**Input rows**
┄┄┄┄┄┄

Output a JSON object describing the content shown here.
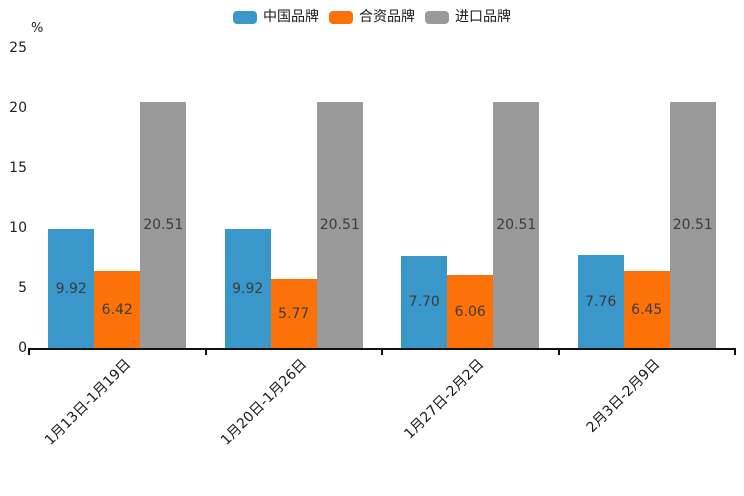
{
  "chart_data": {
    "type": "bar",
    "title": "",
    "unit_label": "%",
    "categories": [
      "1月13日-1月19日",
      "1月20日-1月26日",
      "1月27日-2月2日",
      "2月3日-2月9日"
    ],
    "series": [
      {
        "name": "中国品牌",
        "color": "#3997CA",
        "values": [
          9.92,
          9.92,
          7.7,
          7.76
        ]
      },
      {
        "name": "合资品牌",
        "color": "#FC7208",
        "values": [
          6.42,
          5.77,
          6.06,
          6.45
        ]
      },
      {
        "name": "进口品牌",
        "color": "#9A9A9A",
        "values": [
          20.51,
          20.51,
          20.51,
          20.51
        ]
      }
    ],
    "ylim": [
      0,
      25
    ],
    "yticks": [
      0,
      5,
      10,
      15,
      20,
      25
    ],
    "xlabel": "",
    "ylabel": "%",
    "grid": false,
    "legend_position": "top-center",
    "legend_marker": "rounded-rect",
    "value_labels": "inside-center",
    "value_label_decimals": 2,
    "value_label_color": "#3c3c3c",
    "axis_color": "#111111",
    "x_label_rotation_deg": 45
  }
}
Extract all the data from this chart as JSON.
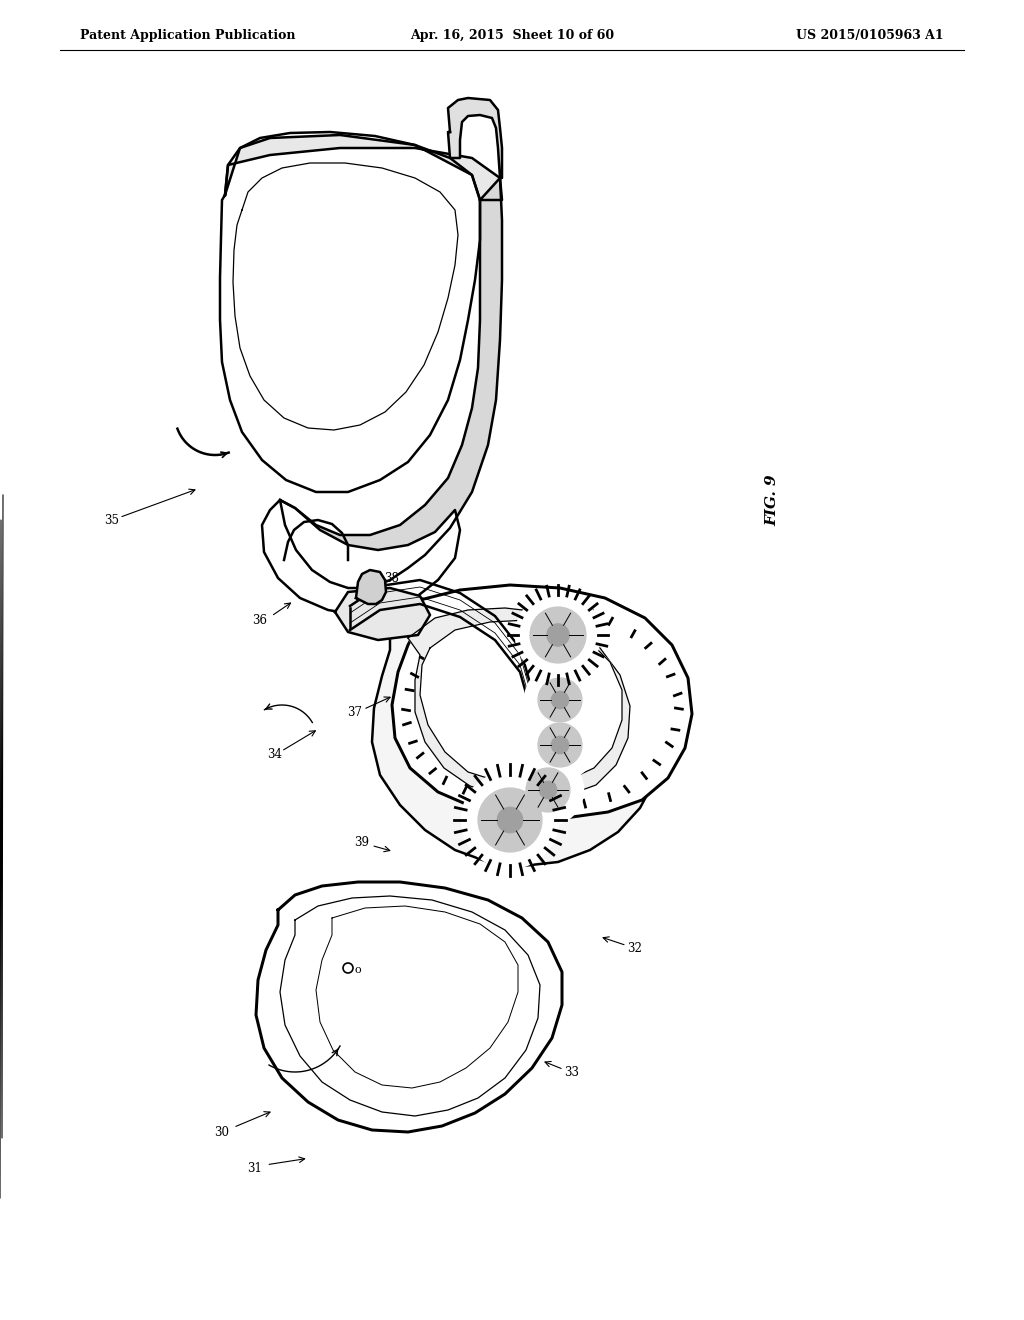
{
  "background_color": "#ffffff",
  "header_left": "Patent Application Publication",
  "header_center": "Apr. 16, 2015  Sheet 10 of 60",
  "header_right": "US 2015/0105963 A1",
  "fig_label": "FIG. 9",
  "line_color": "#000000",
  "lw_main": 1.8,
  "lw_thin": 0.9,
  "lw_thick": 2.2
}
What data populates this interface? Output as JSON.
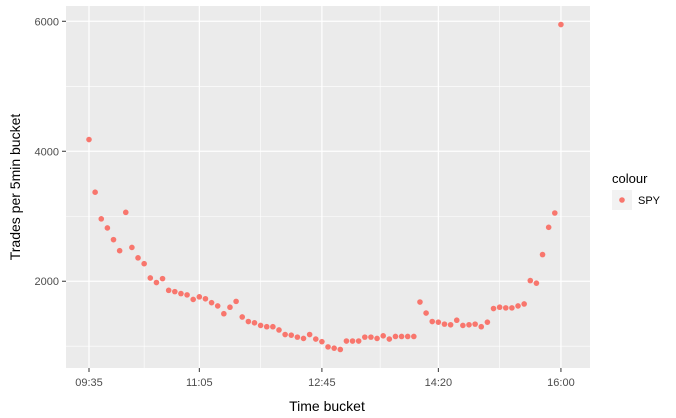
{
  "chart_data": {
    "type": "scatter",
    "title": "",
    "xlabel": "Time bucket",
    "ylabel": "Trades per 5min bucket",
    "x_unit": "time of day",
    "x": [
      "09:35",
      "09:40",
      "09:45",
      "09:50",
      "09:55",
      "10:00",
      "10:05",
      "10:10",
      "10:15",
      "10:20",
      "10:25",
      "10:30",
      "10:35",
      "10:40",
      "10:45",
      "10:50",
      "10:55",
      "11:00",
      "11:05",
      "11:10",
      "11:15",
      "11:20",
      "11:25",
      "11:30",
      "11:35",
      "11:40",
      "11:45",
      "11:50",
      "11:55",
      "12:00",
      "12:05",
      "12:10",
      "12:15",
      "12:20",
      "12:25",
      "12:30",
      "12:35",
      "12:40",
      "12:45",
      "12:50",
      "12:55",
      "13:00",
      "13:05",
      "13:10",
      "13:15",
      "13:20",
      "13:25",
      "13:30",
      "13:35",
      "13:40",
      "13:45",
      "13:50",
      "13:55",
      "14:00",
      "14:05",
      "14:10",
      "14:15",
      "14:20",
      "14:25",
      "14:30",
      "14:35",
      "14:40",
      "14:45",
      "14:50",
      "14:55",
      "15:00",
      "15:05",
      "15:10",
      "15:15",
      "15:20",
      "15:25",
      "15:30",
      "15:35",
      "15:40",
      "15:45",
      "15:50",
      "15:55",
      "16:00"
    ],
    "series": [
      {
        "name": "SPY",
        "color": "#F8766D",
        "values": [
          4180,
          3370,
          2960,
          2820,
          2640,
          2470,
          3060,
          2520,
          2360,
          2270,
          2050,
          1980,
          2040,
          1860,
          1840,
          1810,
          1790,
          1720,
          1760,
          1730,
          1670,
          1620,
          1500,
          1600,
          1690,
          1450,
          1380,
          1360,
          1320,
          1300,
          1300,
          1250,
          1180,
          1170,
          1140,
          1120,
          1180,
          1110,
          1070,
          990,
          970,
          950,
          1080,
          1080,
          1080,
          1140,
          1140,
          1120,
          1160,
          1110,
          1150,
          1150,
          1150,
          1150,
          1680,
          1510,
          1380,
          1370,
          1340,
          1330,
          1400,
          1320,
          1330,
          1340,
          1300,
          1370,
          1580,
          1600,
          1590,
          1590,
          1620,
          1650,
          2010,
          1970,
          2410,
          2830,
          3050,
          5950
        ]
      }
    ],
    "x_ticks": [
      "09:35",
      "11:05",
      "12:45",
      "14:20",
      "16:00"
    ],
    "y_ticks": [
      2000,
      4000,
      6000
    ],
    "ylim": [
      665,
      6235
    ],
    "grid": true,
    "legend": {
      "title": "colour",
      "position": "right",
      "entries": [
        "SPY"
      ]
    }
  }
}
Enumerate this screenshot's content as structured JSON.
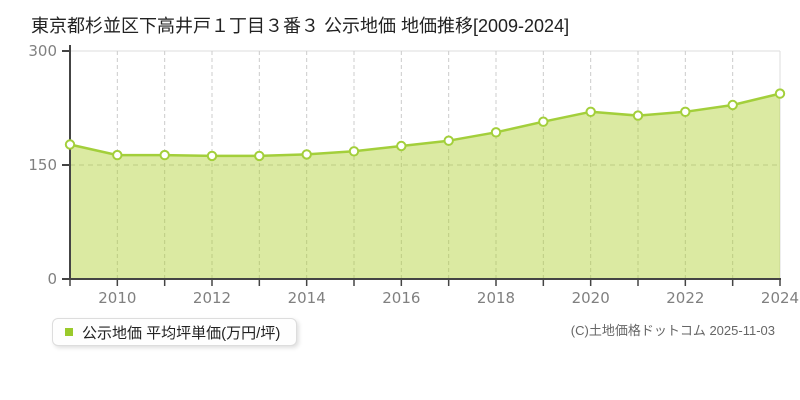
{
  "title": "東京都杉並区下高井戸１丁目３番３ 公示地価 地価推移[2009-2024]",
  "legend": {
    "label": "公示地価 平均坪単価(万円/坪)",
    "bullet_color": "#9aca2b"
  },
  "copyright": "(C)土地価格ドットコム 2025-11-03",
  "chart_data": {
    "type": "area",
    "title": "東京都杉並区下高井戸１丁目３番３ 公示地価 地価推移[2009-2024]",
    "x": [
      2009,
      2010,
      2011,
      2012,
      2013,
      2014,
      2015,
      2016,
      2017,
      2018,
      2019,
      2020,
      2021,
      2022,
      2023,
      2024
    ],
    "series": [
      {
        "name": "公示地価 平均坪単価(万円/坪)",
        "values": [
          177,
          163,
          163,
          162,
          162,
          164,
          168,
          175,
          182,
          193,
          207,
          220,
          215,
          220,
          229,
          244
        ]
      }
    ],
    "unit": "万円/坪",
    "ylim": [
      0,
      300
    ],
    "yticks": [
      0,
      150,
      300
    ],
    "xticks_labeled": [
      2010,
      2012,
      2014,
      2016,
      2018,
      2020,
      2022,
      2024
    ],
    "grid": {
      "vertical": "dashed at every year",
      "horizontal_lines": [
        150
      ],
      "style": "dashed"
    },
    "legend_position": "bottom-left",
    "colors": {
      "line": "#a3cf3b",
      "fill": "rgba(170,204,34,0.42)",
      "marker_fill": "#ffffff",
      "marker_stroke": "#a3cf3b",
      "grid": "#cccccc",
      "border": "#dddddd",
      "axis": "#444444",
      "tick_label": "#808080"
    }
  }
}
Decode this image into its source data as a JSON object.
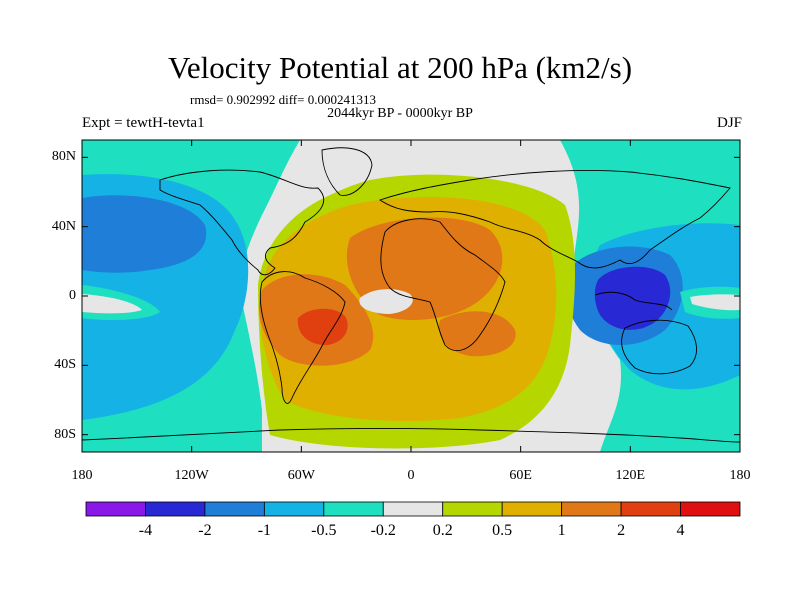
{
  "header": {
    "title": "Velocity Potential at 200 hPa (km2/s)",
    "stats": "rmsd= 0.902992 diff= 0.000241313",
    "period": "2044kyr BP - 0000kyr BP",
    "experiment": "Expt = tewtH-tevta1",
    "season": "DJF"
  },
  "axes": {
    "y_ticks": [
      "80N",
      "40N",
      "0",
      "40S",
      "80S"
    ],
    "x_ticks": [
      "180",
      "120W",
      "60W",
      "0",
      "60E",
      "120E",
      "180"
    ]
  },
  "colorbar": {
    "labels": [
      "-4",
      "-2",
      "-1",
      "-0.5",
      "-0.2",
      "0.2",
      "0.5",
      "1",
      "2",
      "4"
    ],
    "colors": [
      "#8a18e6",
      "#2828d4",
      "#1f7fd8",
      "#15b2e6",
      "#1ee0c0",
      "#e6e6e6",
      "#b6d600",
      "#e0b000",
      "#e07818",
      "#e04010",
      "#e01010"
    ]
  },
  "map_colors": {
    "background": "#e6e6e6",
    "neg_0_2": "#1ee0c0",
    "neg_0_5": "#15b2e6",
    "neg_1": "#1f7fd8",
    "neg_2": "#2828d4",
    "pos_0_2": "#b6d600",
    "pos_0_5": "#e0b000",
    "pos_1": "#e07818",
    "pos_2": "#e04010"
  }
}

┄┄┄┄┄┄

**Task directions**
Make an exact copy of the records above, with the pictures left out.

**Problem solution**
Output a JSON object describing the content shown here.
{
  "chart_data": {
    "type": "bar",
    "title": "",
    "unit_label": "%",
    "categories": [
      "1月13日-1月19日",
      "1月20日-1月26日",
      "1月27日-2月2日",
      "2月3日-2月9日"
    ],
    "series": [
      {
        "name": "中国品牌",
        "color": "#3997CA",
        "values": [
          9.92,
          9.92,
          7.7,
          7.76
        ]
      },
      {
        "name": "合资品牌",
        "color": "#FC7208",
        "values": [
          6.42,
          5.77,
          6.06,
          6.45
        ]
      },
      {
        "name": "进口品牌",
        "color": "#9A9A9A",
        "values": [
          20.51,
          20.51,
          20.51,
          20.51
        ]
      }
    ],
    "ylim": [
      0,
      25
    ],
    "yticks": [
      0,
      5,
      10,
      15,
      20,
      25
    ],
    "xlabel": "",
    "ylabel": "%",
    "grid": false,
    "legend_position": "top-center",
    "legend_marker": "rounded-rect",
    "value_labels": "inside-center",
    "value_label_decimals": 2,
    "value_label_color": "#3c3c3c",
    "axis_color": "#111111",
    "x_label_rotation_deg": 45
  }
}
Extract all the data from this chart as JSON.
{
  "background_color": "#ffffff",
  "header_left": "Patent Application Publication",
  "header_center": "Apr. 16, 2015  Sheet 10 of 60",
  "header_right": "US 2015/0105963 A1",
  "fig_label": "FIG. 9",
  "line_color": "#000000",
  "lw_main": 1.8,
  "lw_thin": 0.9,
  "lw_thick": 2.2
}
What data populates this interface? Output as JSON.
{
  "chart_data": {
    "type": "scatter",
    "title": "",
    "xlabel": "Time bucket",
    "ylabel": "Trades per 5min bucket",
    "x_unit": "time of day",
    "x": [
      "09:35",
      "09:40",
      "09:45",
      "09:50",
      "09:55",
      "10:00",
      "10:05",
      "10:10",
      "10:15",
      "10:20",
      "10:25",
      "10:30",
      "10:35",
      "10:40",
      "10:45",
      "10:50",
      "10:55",
      "11:00",
      "11:05",
      "11:10",
      "11:15",
      "11:20",
      "11:25",
      "11:30",
      "11:35",
      "11:40",
      "11:45",
      "11:50",
      "11:55",
      "12:00",
      "12:05",
      "12:10",
      "12:15",
      "12:20",
      "12:25",
      "12:30",
      "12:35",
      "12:40",
      "12:45",
      "12:50",
      "12:55",
      "13:00",
      "13:05",
      "13:10",
      "13:15",
      "13:20",
      "13:25",
      "13:30",
      "13:35",
      "13:40",
      "13:45",
      "13:50",
      "13:55",
      "14:00",
      "14:05",
      "14:10",
      "14:15",
      "14:20",
      "14:25",
      "14:30",
      "14:35",
      "14:40",
      "14:45",
      "14:50",
      "14:55",
      "15:00",
      "15:05",
      "15:10",
      "15:15",
      "15:20",
      "15:25",
      "15:30",
      "15:35",
      "15:40",
      "15:45",
      "15:50",
      "15:55",
      "16:00"
    ],
    "series": [
      {
        "name": "SPY",
        "color": "#F8766D",
        "values": [
          4180,
          3370,
          2960,
          2820,
          2640,
          2470,
          3060,
          2520,
          2360,
          2270,
          2050,
          1980,
          2040,
          1860,
          1840,
          1810,
          1790,
          1720,
          1760,
          1730,
          1670,
          1620,
          1500,
          1600,
          1690,
          1450,
          1380,
          1360,
          1320,
          1300,
          1300,
          1250,
          1180,
          1170,
          1140,
          1120,
          1180,
          1110,
          1070,
          990,
          970,
          950,
          1080,
          1080,
          1080,
          1140,
          1140,
          1120,
          1160,
          1110,
          1150,
          1150,
          1150,
          1150,
          1680,
          1510,
          1380,
          1370,
          1340,
          1330,
          1400,
          1320,
          1330,
          1340,
          1300,
          1370,
          1580,
          1600,
          1590,
          1590,
          1620,
          1650,
          2010,
          1970,
          2410,
          2830,
          3050,
          5950
        ]
      }
    ],
    "x_ticks": [
      "09:35",
      "11:05",
      "12:45",
      "14:20",
      "16:00"
    ],
    "y_ticks": [
      2000,
      4000,
      6000
    ],
    "ylim": [
      665,
      6235
    ],
    "grid": true,
    "legend": {
      "title": "colour",
      "position": "right",
      "entries": [
        "SPY"
      ]
    }
  }
}
Enumerate this screenshot's content as structured JSON.
{
  "title": "東京都杉並区下高井戸１丁目３番３ 公示地価 地価推移[2009-2024]",
  "legend": {
    "label": "公示地価 平均坪単価(万円/坪)",
    "bullet_color": "#9aca2b"
  },
  "copyright": "(C)土地価格ドットコム 2025-11-03",
  "chart_data": {
    "type": "area",
    "title": "東京都杉並区下高井戸１丁目３番３ 公示地価 地価推移[2009-2024]",
    "x": [
      2009,
      2010,
      2011,
      2012,
      2013,
      2014,
      2015,
      2016,
      2017,
      2018,
      2019,
      2020,
      2021,
      2022,
      2023,
      2024
    ],
    "series": [
      {
        "name": "公示地価 平均坪単価(万円/坪)",
        "values": [
          177,
          163,
          163,
          162,
          162,
          164,
          168,
          175,
          182,
          193,
          207,
          220,
          215,
          220,
          229,
          244
        ]
      }
    ],
    "unit": "万円/坪",
    "ylim": [
      0,
      300
    ],
    "yticks": [
      0,
      150,
      300
    ],
    "xticks_labeled": [
      2010,
      2012,
      2014,
      2016,
      2018,
      2020,
      2022,
      2024
    ],
    "grid": {
      "vertical": "dashed at every year",
      "horizontal_lines": [
        150
      ],
      "style": "dashed"
    },
    "legend_position": "bottom-left",
    "colors": {
      "line": "#a3cf3b",
      "fill": "rgba(170,204,34,0.42)",
      "marker_fill": "#ffffff",
      "marker_stroke": "#a3cf3b",
      "grid": "#cccccc",
      "border": "#dddddd",
      "axis": "#444444",
      "tick_label": "#808080"
    }
  }
}
Decode this image into its source data as a JSON object.
{
  "header": {
    "title": "Velocity Potential at 200 hPa (km2/s)",
    "stats": "rmsd= 0.902992 diff= 0.000241313",
    "period": "2044kyr BP - 0000kyr BP",
    "experiment": "Expt = tewtH-tevta1",
    "season": "DJF"
  },
  "axes": {
    "y_ticks": [
      "80N",
      "40N",
      "0",
      "40S",
      "80S"
    ],
    "x_ticks": [
      "180",
      "120W",
      "60W",
      "0",
      "60E",
      "120E",
      "180"
    ]
  },
  "colorbar": {
    "labels": [
      "-4",
      "-2",
      "-1",
      "-0.5",
      "-0.2",
      "0.2",
      "0.5",
      "1",
      "2",
      "4"
    ],
    "colors": [
      "#8a18e6",
      "#2828d4",
      "#1f7fd8",
      "#15b2e6",
      "#1ee0c0",
      "#e6e6e6",
      "#b6d600",
      "#e0b000",
      "#e07818",
      "#e04010",
      "#e01010"
    ]
  },
  "map_colors": {
    "background": "#e6e6e6",
    "neg_0_2": "#1ee0c0",
    "neg_0_5": "#15b2e6",
    "neg_1": "#1f7fd8",
    "neg_2": "#2828d4",
    "pos_0_2": "#b6d600",
    "pos_0_5": "#e0b000",
    "pos_1": "#e07818",
    "pos_2": "#e04010"
  }
}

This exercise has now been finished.